___ DOCUMENT EXCERPT ___
Anyone got any ideas or tips on marketing MJ? Currently got 100's of flyers to do a flyer drop. Posters up in shops and planning on painting my car with the web address etc? Basically want to get new dancers coming along.
Don't really have the ability to pay £900 odd the local rag quoted for a quarter page advert!!!!! so the cheaper the better.
Busk................... works for Ceroc.
When done right.
some tips here: http://www.wikihow.com/Make-Money-Bu...eet-Performing)
On "The Apprentice" they sold tickets in the street.
Advertise your venue, and the busk. Advertising works, when the product and the advert is right. Get a crowd at the start.
Saatchi & Saatchi spent 40% of their start up capital one one full page ad in the Sunday Times. They did have the advantage of knowing how to write an ad. It is easy to spend a lot of money for no return without that knowledge.
Promoting MJ is something I am still working on.
Putting ads in the newspaper / radio costs too much and you don't get enough people from it.
Busking is the best (and cheapest) form of advertising.
Do you know of anybody that has tried advertising a busk, along with the venue?
If advertising does not work why do so many other businesses do it week on week?
I cannot imagine how to properly convey MJ in an ad. IMO you need to get people to come and see it, and, better still, join in. Getting the interested to make a special trip to a venue is difficult, getting them to adjust their shopping day in town just a little bit is much easier.
The busk works much better if people are prepared for it. I see too many wrapped in their own thoughts pause 15 yards past the busk, and glance back realising something was going on. In my limited experience I have never seen anyone turn around and come back to find out. If it is in their minds already they are much more likely to react sooner.
I have seen groups of three new girls arrive together at a venue. Two of the say "She dragged us along." She writes down source as "Ad", they write down source as "friend". I do not believe the stats on advertising. Dividing cash turnover by number of members puts a high value on new members. The cash flow is not good though.
___
**TASK STATEMENT**
What promotional methods does the opening post of the forum thread on marketing MJ say are underway or planned?
___ RECORDED INFORMATION ___
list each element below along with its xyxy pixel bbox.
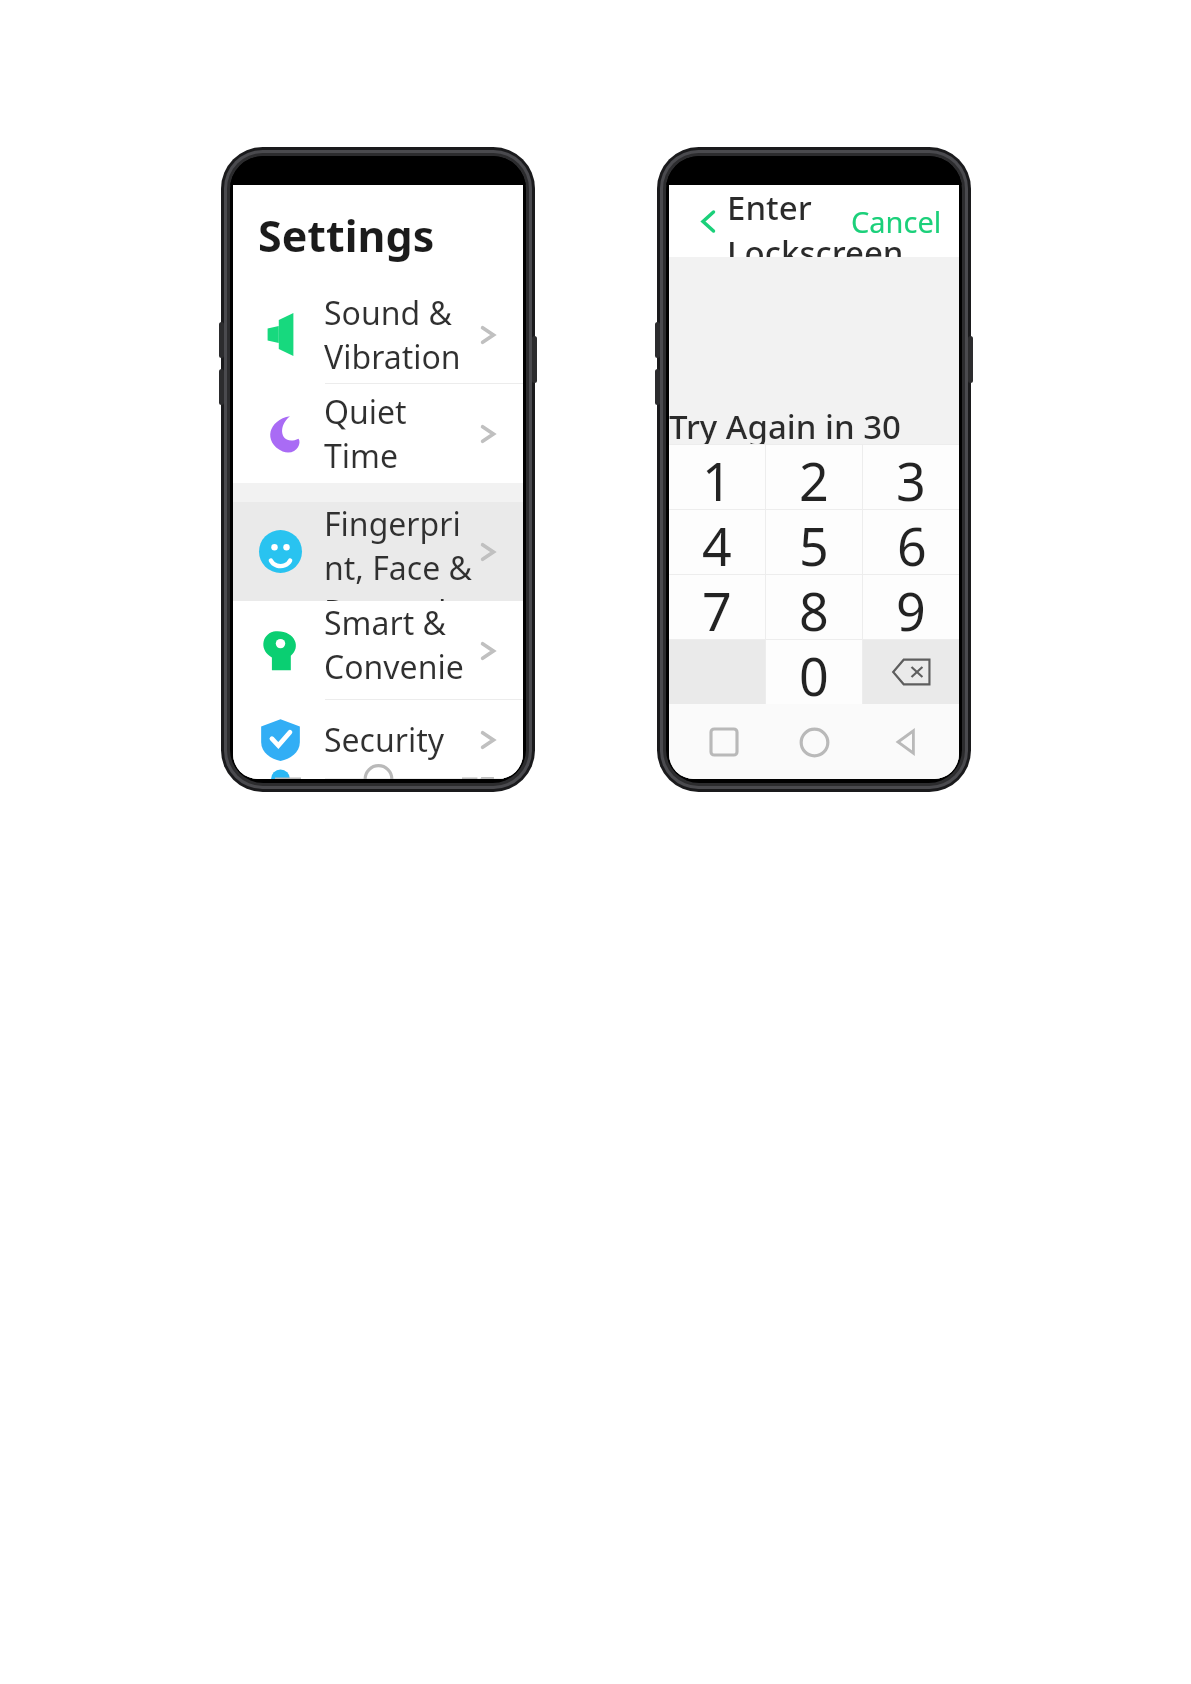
button[interactable]: Smart & Convenient — [233, 601, 523, 700]
staticText: Security — [324, 718, 473, 762]
staticText: 0 — [799, 640, 829, 704]
staticText: Cancel — [851, 202, 942, 241]
staticText: 9 — [896, 575, 926, 639]
staticText: Enter Lockscreen Passcode — [727, 185, 959, 257]
button[interactable]: 9 — [863, 575, 959, 639]
button[interactable]: 4 — [669, 510, 765, 574]
button[interactable]: Fingerprint, Face & Passcode — [233, 502, 523, 601]
staticText: Smart & Convenient — [324, 601, 473, 700]
button[interactable]: Quiet Time — [233, 384, 523, 483]
button[interactable]: Back — [683, 196, 733, 246]
button[interactable]: Back — [869, 706, 941, 778]
staticText: 3 — [896, 445, 926, 509]
button[interactable]: 8 — [766, 575, 862, 639]
staticText: 6 — [897, 510, 927, 574]
staticText: 8 — [799, 575, 829, 639]
staticText: Sound & Vibration — [324, 291, 473, 379]
staticText: 7 — [702, 575, 732, 639]
button[interactable]: Recents — [688, 706, 760, 778]
button[interactable]: 3 — [863, 445, 959, 509]
staticText: Fingerprint, Face & Passcode — [324, 502, 473, 601]
staticText: Try Again in 30 Seconds — [669, 404, 959, 444]
button[interactable]: 6 — [863, 510, 959, 574]
staticText: 4 — [702, 510, 732, 574]
button[interactable]: Home — [778, 706, 850, 778]
button[interactable]: 5 — [766, 510, 862, 574]
staticText: 5 — [799, 510, 829, 574]
button[interactable]: 1 — [669, 445, 765, 509]
button[interactable]: 7 — [669, 575, 765, 639]
button[interactable]: Security — [233, 700, 523, 779]
button[interactable]: Delete — [863, 640, 959, 704]
staticText: 1 — [702, 445, 732, 509]
staticText: 2 — [799, 445, 829, 509]
button[interactable]: Cancel — [851, 202, 942, 241]
staticText: Quiet Time — [324, 390, 473, 478]
staticText: Settings — [258, 206, 435, 265]
button[interactable]: 2 — [766, 445, 862, 509]
button[interactable]: 0 — [766, 640, 862, 704]
button[interactable]: Sound & Vibration — [233, 285, 523, 384]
___
**WRITTEN SOLUTION**
- A flyer drop using hundreds of flyers
- Posters put up in shops
- Painting the car with the web address